Grande repercussão teve o Decreto nº 62.030/2016 publicado no dia 17 de junho. O funcionalismo do Estado de São Paulo o viu como a porta de entrada para conseguirem a sonhada aposentadoria especial aos 25 anos de contribuição e exercício de atividades de risco ou que prejudiquem a saúde e a integridade física (conforme disposto no artigo 40, §4º, II e III da Constituição Federal) e em paridade com o estipulado no Regime Geral da Previdência Social (RGPS).
Todavia, o Decreto não fala em tempo de aposentadoria, apenas regulamenta o procedimento de avaliação das atividades para fins de caracterização da aposentadoria especial. Ele seria primordialmente aplicável às carreiras que não tenham a aposentadoria especial regulamentada, portanto, suscetíveis de aplicação da regra geral do RGPS por força da Súmula Vinculante nº 33 do STF, que diz:
“Aplicam-se ao servidor público, no que couber, as regras do regime geral da previdência social sobre aposentadoria especial de que trata o artigo 40, § 4º, inciso III da Constituição Federal, até a edição de lei complementar específica. “
Para o cargo de AEVP, a aposentadoria especial já é regulamentada por lei específica, a Lei Complementar nº 1.109/2010, de modo que não se aplica a regra geral do RGPS.

- _TRECHOS DOS REGISTROS_
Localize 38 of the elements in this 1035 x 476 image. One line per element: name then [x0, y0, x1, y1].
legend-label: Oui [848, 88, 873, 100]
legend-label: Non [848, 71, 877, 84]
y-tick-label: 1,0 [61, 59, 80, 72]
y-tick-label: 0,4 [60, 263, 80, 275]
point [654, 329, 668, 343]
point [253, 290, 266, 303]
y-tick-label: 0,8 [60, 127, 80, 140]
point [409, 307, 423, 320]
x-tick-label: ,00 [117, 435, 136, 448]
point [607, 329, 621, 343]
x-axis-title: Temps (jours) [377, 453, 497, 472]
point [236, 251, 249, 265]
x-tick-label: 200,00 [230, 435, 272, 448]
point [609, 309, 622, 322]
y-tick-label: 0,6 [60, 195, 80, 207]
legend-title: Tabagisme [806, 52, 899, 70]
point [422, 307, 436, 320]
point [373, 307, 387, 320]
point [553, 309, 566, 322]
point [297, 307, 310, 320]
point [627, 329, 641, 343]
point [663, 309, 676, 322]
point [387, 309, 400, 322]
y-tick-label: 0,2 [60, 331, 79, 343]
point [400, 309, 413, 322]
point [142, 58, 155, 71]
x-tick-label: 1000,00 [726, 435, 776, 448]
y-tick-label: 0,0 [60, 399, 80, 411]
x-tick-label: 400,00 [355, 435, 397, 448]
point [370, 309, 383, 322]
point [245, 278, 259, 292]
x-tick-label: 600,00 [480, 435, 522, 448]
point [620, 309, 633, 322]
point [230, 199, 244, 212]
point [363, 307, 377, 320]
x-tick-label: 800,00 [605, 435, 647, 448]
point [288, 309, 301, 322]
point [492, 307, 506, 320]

- _TAREFAS A REALIZAR_
a: Liste todas as normas jurídicas citadas no texto sobre a aposentadoria especial.
b: Dê continuidade ao texto sobre a aposentadoria especial dos servidores paulistas a partir da última frase apresentada.
Os registros são um material à parte, sem relação com o texto.

- _RESPOSTAS POR TAREFA_
a: Decreto nº 62.030/2016; artigo 40, §4º, da Constituição Federal; Súmula Vinculante nº 33 do STF; Lei Complementar nº 1.109/2010.

b:
O STF já decidiu de forma desfavorável especificamente sobre a aposentadoria dos AEVPs, nas variadas tentativas de se obter a aposentadoria com 25 anos de contribuição (veja abaixo íntegra do acórdão proferido pela Min. Carmen Lúcia).
Assim, qualquer alteração no tempo de aposentadoria do AEVP somente será possível com publicação de nova Lei Complementar, mesmo que seja apenas para revogar a LC nº 1.109/2010, mas não por decretos.
Portanto, em resposta às várias consultas dos associados, o decreto em questão não trouxe novidades aos AEVPs em relação ao tema.
Drº.Alexandre Alves de Godoy
Diretor Jurídico do Sindespe
DECISÃO
MANDADO DE INJUNÇÃO. ALEGADA AUSÊNCIA DE NORMA REGULAMENTADORA DO ART. 40, § 4º, INC. II DA CONSTITUIÇÃO DA REPÚBLICA. AGENTE DE SEGURANÇA PENITENCIÁRIA DE SÃO PAULO. EXISTÊNCIA DE LEI REGULAMENTADORA. MANDADO DE INJUNÇÃO AO QUAL SE NEGA SEGUIMENTO.
Relatório
1. Mandado de injunção, com pedido de medida liminar, impetrado por Jair Alves dos Santos, em 21.2.2013, contra pretensa omissão legislativa imputada ao Presidente da República, ao Presidente da Câmara dos Deputados, ao Presidente do Senado Federal e ao Governador do Estado de São Paulo.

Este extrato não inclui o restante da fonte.